Required work:
All of the entries need to be written out again, exactly as they are.

Material for the task:
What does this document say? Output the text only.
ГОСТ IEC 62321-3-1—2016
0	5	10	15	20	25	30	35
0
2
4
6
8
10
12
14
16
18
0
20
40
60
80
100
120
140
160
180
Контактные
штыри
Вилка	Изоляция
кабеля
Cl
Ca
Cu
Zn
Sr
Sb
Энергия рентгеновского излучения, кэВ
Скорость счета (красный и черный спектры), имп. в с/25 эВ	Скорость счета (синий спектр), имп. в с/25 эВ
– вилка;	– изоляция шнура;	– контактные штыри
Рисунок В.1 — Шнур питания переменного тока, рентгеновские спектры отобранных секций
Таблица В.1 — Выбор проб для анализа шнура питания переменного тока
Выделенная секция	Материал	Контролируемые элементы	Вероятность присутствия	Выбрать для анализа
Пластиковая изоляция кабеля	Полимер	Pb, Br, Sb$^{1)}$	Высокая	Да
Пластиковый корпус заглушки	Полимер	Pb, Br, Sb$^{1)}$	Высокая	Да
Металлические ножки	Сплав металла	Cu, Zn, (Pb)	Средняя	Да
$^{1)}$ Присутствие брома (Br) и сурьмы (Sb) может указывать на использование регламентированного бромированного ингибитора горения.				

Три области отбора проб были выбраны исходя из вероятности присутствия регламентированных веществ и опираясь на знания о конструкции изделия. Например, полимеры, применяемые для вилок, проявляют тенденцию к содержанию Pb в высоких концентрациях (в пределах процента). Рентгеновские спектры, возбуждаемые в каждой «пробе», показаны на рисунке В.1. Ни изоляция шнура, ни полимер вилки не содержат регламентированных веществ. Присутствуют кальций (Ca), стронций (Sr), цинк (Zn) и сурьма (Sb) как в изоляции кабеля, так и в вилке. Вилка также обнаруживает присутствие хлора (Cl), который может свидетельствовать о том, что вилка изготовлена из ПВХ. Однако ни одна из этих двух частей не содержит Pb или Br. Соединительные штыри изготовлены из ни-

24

Response:
What does this document say? Output the text only.
ГОСТ IEC 62321-3-1—2016
0	5	10	15	20	25	30	35
0
2
4
6
8
10
12
14
16
18
0
20
40
60
80
100
120
140
160
180
Контактные
штыри
Вилка	Изоляция
кабеля
Cl
Ca
Cu
Zn
Sr
Sb
Энергия рентгеновского излучения, кэВ
Скорость счета (красный и черный спектры), имп. в с/25 эВ	Скорость счета (синий спектр), имп. в с/25 эВ
– вилка;	– изоляция шнура;	– контактные штыри
Рисунок В.1 — Шнур питания переменного тока, рентгеновские спектры отобранных секций
Таблица В.1 — Выбор проб для анализа шнура питания переменного тока
Выделенная секция	Материал	Контролируемые элементы	Вероятность присутствия	Выбрать для анализа
Пластиковая изоляция кабеля	Полимер	Pb, Br, Sb$^{1)}$	Высокая	Да
Пластиковый корпус заглушки	Полимер	Pb, Br, Sb$^{1)}$	Высокая	Да
Металлические ножки	Сплав металла	Cu, Zn, (Pb)	Средняя	Да
$^{1)}$ Присутствие брома (Br) и сурьмы (Sb) может указывать на использование регламентированного бромированного ингибитора горения.				

Три области отбора проб были выбраны исходя из вероятности присутствия регламентированных веществ и опираясь на знания о конструкции изделия. Например, полимеры, применяемые для вилок, проявляют тенденцию к содержанию Pb в высоких концентрациях (в пределах процента). Рентгеновские спектры, возбуждаемые в каждой «пробе», показаны на рисунке В.1. Ни изоляция шнура, ни полимер вилки не содержат регламентированных веществ. Присутствуют кальций (Ca), стронций (Sr), цинк (Zn) и сурьма (Sb) как в изоляции кабеля, так и в вилке. Вилка также обнаруживает присутствие хлора (Cl), который может свидетельствовать о том, что вилка изготовлена из ПВХ. Однако ни одна из этих двух частей не содержит Pb или Br. Соединительные штыри изготовлены из ни-

24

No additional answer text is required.